Stored data:

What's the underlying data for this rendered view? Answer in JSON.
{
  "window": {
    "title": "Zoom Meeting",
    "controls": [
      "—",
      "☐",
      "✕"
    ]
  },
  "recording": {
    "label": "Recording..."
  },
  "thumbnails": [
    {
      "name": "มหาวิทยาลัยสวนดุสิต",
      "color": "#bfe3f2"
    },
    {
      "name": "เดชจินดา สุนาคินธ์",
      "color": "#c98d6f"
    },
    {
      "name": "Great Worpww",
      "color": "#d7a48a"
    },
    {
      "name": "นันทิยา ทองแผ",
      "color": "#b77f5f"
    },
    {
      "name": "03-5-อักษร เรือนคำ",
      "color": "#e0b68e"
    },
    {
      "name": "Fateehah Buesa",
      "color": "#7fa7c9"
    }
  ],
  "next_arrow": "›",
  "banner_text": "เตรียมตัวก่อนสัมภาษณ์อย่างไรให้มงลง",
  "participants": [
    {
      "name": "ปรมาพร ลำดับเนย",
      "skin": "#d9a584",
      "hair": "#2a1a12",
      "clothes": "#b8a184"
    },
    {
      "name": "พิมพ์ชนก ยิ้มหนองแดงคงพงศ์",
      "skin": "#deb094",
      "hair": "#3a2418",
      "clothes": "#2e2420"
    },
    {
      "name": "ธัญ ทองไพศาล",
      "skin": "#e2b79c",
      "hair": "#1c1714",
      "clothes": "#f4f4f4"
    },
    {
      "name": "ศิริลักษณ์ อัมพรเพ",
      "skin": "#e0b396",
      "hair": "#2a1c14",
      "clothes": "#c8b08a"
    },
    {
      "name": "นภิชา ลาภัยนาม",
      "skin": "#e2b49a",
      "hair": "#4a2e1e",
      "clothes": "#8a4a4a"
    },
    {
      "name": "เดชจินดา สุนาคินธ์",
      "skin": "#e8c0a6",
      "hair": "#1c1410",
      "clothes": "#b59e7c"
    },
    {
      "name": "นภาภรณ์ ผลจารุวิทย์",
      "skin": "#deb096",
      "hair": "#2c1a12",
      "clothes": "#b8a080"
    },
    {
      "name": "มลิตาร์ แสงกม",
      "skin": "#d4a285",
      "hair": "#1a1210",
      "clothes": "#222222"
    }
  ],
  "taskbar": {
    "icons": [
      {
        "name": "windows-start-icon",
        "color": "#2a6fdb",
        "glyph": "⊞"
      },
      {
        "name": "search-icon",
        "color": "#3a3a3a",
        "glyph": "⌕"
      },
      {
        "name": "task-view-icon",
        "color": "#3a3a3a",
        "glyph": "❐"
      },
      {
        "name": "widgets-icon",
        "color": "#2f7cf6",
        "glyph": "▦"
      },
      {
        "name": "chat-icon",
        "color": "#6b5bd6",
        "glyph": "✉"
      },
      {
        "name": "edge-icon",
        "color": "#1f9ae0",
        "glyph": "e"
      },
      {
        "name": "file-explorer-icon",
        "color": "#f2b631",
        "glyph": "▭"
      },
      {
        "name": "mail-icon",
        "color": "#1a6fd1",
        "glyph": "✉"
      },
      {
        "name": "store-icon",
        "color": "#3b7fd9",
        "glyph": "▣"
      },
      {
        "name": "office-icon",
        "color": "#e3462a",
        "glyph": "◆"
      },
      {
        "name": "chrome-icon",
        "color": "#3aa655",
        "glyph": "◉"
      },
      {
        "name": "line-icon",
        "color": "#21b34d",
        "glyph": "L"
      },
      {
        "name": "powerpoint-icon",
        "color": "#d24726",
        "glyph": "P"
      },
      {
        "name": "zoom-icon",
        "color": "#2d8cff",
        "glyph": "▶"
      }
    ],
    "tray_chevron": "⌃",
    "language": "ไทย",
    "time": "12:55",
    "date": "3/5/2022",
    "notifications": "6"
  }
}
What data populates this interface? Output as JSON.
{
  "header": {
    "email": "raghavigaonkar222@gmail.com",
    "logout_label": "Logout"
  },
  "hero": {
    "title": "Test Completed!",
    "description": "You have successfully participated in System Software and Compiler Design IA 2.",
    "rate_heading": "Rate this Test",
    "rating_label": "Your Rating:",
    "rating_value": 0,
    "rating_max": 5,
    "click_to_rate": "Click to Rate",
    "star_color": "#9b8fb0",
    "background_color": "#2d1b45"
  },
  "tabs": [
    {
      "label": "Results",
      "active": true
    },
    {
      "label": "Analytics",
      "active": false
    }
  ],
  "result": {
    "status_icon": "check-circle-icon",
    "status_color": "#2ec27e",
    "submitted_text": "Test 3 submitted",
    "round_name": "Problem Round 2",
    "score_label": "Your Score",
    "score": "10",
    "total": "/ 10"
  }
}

WRITTEN TASK:
Set down all of the data above, word for word.

FULL OUTPUT:
What's the underlying data for this rendered view? Answer in JSON.
{
  "window": {
    "title": "Zoom Meeting",
    "controls": [
      "—",
      "☐",
      "✕"
    ]
  },
  "recording": {
    "label": "Recording..."
  },
  "thumbnails": [
    {
      "name": "มหาวิทยาลัยสวนดุสิต",
      "color": "#bfe3f2"
    },
    {
      "name": "เดชจินดา สุนาคินธ์",
      "color": "#c98d6f"
    },
    {
      "name": "Great Worpww",
      "color": "#d7a48a"
    },
    {
      "name": "นันทิยา ทองแผ",
      "color": "#b77f5f"
    },
    {
      "name": "03-5-อักษร เรือนคำ",
      "color": "#e0b68e"
    },
    {
      "name": "Fateehah Buesa",
      "color": "#7fa7c9"
    }
  ],
  "next_arrow": "›",
  "banner_text": "เตรียมตัวก่อนสัมภาษณ์อย่างไรให้มงลง",
  "participants": [
    {
      "name": "ปรมาพร ลำดับเนย",
      "skin": "#d9a584",
      "hair": "#2a1a12",
      "clothes": "#b8a184"
    },
    {
      "name": "พิมพ์ชนก ยิ้มหนองแดงคงพงศ์",
      "skin": "#deb094",
      "hair": "#3a2418",
      "clothes": "#2e2420"
    },
    {
      "name": "ธัญ ทองไพศาล",
      "skin": "#e2b79c",
      "hair": "#1c1714",
      "clothes": "#f4f4f4"
    },
    {
      "name": "ศิริลักษณ์ อัมพรเพ",
      "skin": "#e0b396",
      "hair": "#2a1c14",
      "clothes": "#c8b08a"
    },
    {
      "name": "นภิชา ลาภัยนาม",
      "skin": "#e2b49a",
      "hair": "#4a2e1e",
      "clothes": "#8a4a4a"
    },
    {
      "name": "เดชจินดา สุนาคินธ์",
      "skin": "#e8c0a6",
      "hair": "#1c1410",
      "clothes": "#b59e7c"
    },
    {
      "name": "นภาภรณ์ ผลจารุวิทย์",
      "skin": "#deb096",
      "hair": "#2c1a12",
      "clothes": "#b8a080"
    },
    {
      "name": "มลิตาร์ แสงกม",
      "skin": "#d4a285",
      "hair": "#1a1210",
      "clothes": "#222222"
    }
  ],
  "taskbar": {
    "icons": [
      {
        "name": "windows-start-icon",
        "color": "#2a6fdb",
        "glyph": "⊞"
      },
      {
        "name": "search-icon",
        "color": "#3a3a3a",
        "glyph": "⌕"
      },
      {
        "name": "task-view-icon",
        "color": "#3a3a3a",
        "glyph": "❐"
      },
      {
        "name": "widgets-icon",
        "color": "#2f7cf6",
        "glyph": "▦"
      },
      {
        "name": "chat-icon",
        "color": "#6b5bd6",
        "glyph": "✉"
      },
      {
        "name": "edge-icon",
        "color": "#1f9ae0",
        "glyph": "e"
      },
      {
        "name": "file-explorer-icon",
        "color": "#f2b631",
        "glyph": "▭"
      },
      {
        "name": "mail-icon",
        "color": "#1a6fd1",
        "glyph": "✉"
      },
      {
        "name": "store-icon",
        "color": "#3b7fd9",
        "glyph": "▣"
      },
      {
        "name": "office-icon",
        "color": "#e3462a",
        "glyph": "◆"
      },
      {
        "name": "chrome-icon",
        "color": "#3aa655",
        "glyph": "◉"
      },
      {
        "name": "line-icon",
        "color": "#21b34d",
        "glyph": "L"
      },
      {
        "name": "powerpoint-icon",
        "color": "#d24726",
        "glyph": "P"
      },
      {
        "name": "zoom-icon",
        "color": "#2d8cff",
        "glyph": "▶"
      }
    ],
    "tray_chevron": "⌃",
    "language": "ไทย",
    "time": "12:55",
    "date": "3/5/2022",
    "notifications": "6"
  }
}
What data populates this interface? Output as JSON.
{
  "header": {
    "email": "raghavigaonkar222@gmail.com",
    "logout_label": "Logout"
  },
  "hero": {
    "title": "Test Completed!",
    "description": "You have successfully participated in System Software and Compiler Design IA 2.",
    "rate_heading": "Rate this Test",
    "rating_label": "Your Rating:",
    "rating_value": 0,
    "rating_max": 5,
    "click_to_rate": "Click to Rate",
    "star_color": "#9b8fb0",
    "background_color": "#2d1b45"
  },
  "tabs": [
    {
      "label": "Results",
      "active": true
    },
    {
      "label": "Analytics",
      "active": false
    }
  ],
  "result": {
    "status_icon": "check-circle-icon",
    "status_color": "#2ec27e",
    "submitted_text": "Test 3 submitted",
    "round_name": "Problem Round 2",
    "score_label": "Your Score",
    "score": "10",
    "total": "/ 10"
  }
}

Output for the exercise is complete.